CHALLENGE> Each line that follows is to be retyped exactly.
** Start **
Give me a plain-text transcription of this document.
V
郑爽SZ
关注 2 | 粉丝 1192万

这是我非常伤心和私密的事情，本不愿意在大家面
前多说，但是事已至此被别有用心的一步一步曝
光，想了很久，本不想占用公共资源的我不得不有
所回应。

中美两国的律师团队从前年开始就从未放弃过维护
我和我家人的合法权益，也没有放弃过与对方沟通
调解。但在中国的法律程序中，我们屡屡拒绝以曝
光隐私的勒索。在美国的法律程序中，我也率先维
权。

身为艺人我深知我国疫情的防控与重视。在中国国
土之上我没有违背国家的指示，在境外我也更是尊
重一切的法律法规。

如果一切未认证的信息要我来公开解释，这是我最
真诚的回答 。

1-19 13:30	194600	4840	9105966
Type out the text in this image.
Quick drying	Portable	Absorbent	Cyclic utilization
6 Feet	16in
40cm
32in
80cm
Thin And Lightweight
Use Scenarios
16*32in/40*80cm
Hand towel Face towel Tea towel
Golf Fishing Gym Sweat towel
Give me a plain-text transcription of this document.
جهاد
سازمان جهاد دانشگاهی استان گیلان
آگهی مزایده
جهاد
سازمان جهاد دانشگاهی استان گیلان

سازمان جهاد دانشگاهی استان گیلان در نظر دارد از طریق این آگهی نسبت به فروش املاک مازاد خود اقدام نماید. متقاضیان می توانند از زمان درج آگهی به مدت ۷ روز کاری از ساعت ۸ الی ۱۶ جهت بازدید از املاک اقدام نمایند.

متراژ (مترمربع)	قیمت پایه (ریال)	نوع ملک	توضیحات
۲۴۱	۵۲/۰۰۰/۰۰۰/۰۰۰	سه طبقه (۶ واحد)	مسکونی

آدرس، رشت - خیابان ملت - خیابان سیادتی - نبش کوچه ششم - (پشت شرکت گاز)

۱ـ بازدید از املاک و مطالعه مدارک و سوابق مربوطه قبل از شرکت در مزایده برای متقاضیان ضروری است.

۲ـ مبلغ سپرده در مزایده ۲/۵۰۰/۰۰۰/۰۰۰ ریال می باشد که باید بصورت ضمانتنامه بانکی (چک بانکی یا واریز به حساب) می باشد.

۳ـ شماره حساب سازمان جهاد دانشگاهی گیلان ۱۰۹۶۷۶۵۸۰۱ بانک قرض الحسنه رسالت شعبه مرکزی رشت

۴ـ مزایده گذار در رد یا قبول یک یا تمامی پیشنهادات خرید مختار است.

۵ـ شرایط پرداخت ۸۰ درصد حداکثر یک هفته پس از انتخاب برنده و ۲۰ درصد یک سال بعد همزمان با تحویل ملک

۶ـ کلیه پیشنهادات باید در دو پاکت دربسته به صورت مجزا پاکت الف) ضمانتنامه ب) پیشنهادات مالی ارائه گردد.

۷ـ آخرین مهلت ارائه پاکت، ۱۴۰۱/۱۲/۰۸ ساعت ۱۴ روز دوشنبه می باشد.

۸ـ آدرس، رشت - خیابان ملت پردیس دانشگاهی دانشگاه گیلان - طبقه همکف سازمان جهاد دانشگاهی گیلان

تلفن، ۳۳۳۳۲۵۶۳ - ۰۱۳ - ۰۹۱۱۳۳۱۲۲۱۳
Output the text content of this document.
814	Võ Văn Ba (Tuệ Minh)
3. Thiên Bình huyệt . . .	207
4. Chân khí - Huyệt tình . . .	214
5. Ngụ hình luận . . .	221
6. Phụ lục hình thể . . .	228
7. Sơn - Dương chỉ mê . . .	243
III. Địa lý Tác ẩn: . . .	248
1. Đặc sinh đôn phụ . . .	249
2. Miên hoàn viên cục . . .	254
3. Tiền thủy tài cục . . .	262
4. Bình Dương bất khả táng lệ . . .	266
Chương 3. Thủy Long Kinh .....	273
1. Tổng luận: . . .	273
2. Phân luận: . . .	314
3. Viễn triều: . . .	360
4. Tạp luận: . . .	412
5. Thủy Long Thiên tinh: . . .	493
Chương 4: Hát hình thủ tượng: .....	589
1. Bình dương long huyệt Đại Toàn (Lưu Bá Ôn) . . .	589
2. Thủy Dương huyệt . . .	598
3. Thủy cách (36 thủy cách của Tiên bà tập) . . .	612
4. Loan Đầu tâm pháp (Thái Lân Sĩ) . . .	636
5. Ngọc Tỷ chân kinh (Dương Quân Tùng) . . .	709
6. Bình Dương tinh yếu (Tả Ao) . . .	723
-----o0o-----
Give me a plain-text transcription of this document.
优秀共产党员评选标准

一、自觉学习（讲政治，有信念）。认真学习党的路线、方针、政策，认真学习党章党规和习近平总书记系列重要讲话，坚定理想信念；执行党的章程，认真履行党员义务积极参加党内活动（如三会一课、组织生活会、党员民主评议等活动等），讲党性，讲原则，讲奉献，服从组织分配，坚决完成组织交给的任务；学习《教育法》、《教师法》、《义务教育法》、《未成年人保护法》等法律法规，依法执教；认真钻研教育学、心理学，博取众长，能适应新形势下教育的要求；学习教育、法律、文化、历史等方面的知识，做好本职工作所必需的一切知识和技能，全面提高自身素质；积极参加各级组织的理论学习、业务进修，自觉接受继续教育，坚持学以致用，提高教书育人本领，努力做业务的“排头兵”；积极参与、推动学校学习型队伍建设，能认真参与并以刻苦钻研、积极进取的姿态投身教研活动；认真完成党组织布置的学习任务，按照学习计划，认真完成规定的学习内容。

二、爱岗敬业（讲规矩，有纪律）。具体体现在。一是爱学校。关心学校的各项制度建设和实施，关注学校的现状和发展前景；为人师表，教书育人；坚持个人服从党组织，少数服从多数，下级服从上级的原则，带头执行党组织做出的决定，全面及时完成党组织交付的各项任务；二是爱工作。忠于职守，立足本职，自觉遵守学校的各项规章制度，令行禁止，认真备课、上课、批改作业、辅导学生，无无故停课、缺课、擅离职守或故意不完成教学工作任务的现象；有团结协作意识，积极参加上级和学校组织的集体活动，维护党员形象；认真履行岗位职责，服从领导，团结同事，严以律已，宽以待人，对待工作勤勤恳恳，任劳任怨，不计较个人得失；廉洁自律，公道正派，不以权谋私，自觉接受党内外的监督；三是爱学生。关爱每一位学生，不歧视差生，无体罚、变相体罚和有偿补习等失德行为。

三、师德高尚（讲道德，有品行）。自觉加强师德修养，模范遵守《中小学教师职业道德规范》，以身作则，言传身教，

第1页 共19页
** End **
ANSWER BELOW>
Give me a plain-text transcription of this document.
V
郑爽SZ
关注 2 | 粉丝 1192万

这是我非常伤心和私密的事情，本不愿意在大家面
前多说，但是事已至此被别有用心的一步一步曝
光，想了很久，本不想占用公共资源的我不得不有
所回应。

中美两国的律师团队从前年开始就从未放弃过维护
我和我家人的合法权益，也没有放弃过与对方沟通
调解。但在中国的法律程序中，我们屡屡拒绝以曝
光隐私的勒索。在美国的法律程序中，我也率先维
权。

身为艺人我深知我国疫情的防控与重视。在中国国
土之上我没有违背国家的指示，在境外我也更是尊
重一切的法律法规。

如果一切未认证的信息要我来公开解释，这是我最
真诚的回答 。

1-19 13:30	194600	4840	9105966
Type out the text in this image.
Quick drying	Portable	Absorbent	Cyclic utilization
6 Feet	16in
40cm
32in
80cm
Thin And Lightweight
Use Scenarios
16*32in/40*80cm
Hand towel Face towel Tea towel
Golf Fishing Gym Sweat towel
Give me a plain-text transcription of this document.
جهاد
سازمان جهاد دانشگاهی استان گیلان
آگهی مزایده
جهاد
سازمان جهاد دانشگاهی استان گیلان

سازمان جهاد دانشگاهی استان گیلان در نظر دارد از طریق این آگهی نسبت به فروش املاک مازاد خود اقدام نماید. متقاضیان می توانند از زمان درج آگهی به مدت ۷ روز کاری از ساعت ۸ الی ۱۶ جهت بازدید از املاک اقدام نمایند.

متراژ (مترمربع)	قیمت پایه (ریال)	نوع ملک	توضیحات
۲۴۱	۵۲/۰۰۰/۰۰۰/۰۰۰	سه طبقه (۶ واحد)	مسکونی

آدرس، رشت - خیابان ملت - خیابان سیادتی - نبش کوچه ششم - (پشت شرکت گاز)

۱ـ بازدید از املاک و مطالعه مدارک و سوابق مربوطه قبل از شرکت در مزایده برای متقاضیان ضروری است.

۲ـ مبلغ سپرده در مزایده ۲/۵۰۰/۰۰۰/۰۰۰ ریال می باشد که باید بصورت ضمانتنامه بانکی (چک بانکی یا واریز به حساب) می باشد.

۳ـ شماره حساب سازمان جهاد دانشگاهی گیلان ۱۰۹۶۷۶۵۸۰۱ بانک قرض الحسنه رسالت شعبه مرکزی رشت

۴ـ مزایده گذار در رد یا قبول یک یا تمامی پیشنهادات خرید مختار است.

۵ـ شرایط پرداخت ۸۰ درصد حداکثر یک هفته پس از انتخاب برنده و ۲۰ درصد یک سال بعد همزمان با تحویل ملک

۶ـ کلیه پیشنهادات باید در دو پاکت دربسته به صورت مجزا پاکت الف) ضمانتنامه ب) پیشنهادات مالی ارائه گردد.

۷ـ آخرین مهلت ارائه پاکت، ۱۴۰۱/۱۲/۰۸ ساعت ۱۴ روز دوشنبه می باشد.

۸ـ آدرس، رشت - خیابان ملت پردیس دانشگاهی دانشگاه گیلان - طبقه همکف سازمان جهاد دانشگاهی گیلان

تلفن، ۳۳۳۳۲۵۶۳ - ۰۱۳ - ۰۹۱۱۳۳۱۲۲۱۳
Output the text content of this document.
814	Võ Văn Ba (Tuệ Minh)
3. Thiên Bình huyệt . . .	207
4. Chân khí - Huyệt tình . . .	214
5. Ngụ hình luận . . .	221
6. Phụ lục hình thể . . .	228
7. Sơn - Dương chỉ mê . . .	243
III. Địa lý Tác ẩn: . . .	248
1. Đặc sinh đôn phụ . . .	249
2. Miên hoàn viên cục . . .	254
3. Tiền thủy tài cục . . .	262
4. Bình Dương bất khả táng lệ . . .	266
Chương 3. Thủy Long Kinh .....	273
1. Tổng luận: . . .	273
2. Phân luận: . . .	314
3. Viễn triều: . . .	360
4. Tạp luận: . . .	412
5. Thủy Long Thiên tinh: . . .	493
Chương 4: Hát hình thủ tượng: .....	589
1. Bình dương long huyệt Đại Toàn (Lưu Bá Ôn) . . .	589
2. Thủy Dương huyệt . . .	598
3. Thủy cách (36 thủy cách của Tiên bà tập) . . .	612
4. Loan Đầu tâm pháp (Thái Lân Sĩ) . . .	636
5. Ngọc Tỷ chân kinh (Dương Quân Tùng) . . .	709
6. Bình Dương tinh yếu (Tả Ao) . . .	723
-----o0o-----
Give me a plain-text transcription of this document.
优秀共产党员评选标准

一、自觉学习（讲政治，有信念）。认真学习党的路线、方针、政策，认真学习党章党规和习近平总书记系列重要讲话，坚定理想信念；执行党的章程，认真履行党员义务积极参加党内活动（如三会一课、组织生活会、党员民主评议等活动等），讲党性，讲原则，讲奉献，服从组织分配，坚决完成组织交给的任务；学习《教育法》、《教师法》、《义务教育法》、《未成年人保护法》等法律法规，依法执教；认真钻研教育学、心理学，博取众长，能适应新形势下教育的要求；学习教育、法律、文化、历史等方面的知识，做好本职工作所必需的一切知识和技能，全面提高自身素质；积极参加各级组织的理论学习、业务进修，自觉接受继续教育，坚持学以致用，提高教书育人本领，努力做业务的“排头兵”；积极参与、推动学校学习型队伍建设，能认真参与并以刻苦钻研、积极进取的姿态投身教研活动；认真完成党组织布置的学习任务，按照学习计划，认真完成规定的学习内容。

二、爱岗敬业（讲规矩，有纪律）。具体体现在。一是爱学校。关心学校的各项制度建设和实施，关注学校的现状和发展前景；为人师表，教书育人；坚持个人服从党组织，少数服从多数，下级服从上级的原则，带头执行党组织做出的决定，全面及时完成党组织交付的各项任务；二是爱工作。忠于职守，立足本职，自觉遵守学校的各项规章制度，令行禁止，认真备课、上课、批改作业、辅导学生，无无故停课、缺课、擅离职守或故意不完成教学工作任务的现象；有团结协作意识，积极参加上级和学校组织的集体活动，维护党员形象；认真履行岗位职责，服从领导，团结同事，严以律已，宽以待人，对待工作勤勤恳恳，任劳任怨，不计较个人得失；廉洁自律，公道正派，不以权谋私，自觉接受党内外的监督；三是爱学生。关爱每一位学生，不歧视差生，无体罚、变相体罚和有偿补习等失德行为。

三、师德高尚（讲道德，有品行）。自觉加强师德修养，模范遵守《中小学教师职业道德规范》，以身作则，言传身教，

第1页 共19页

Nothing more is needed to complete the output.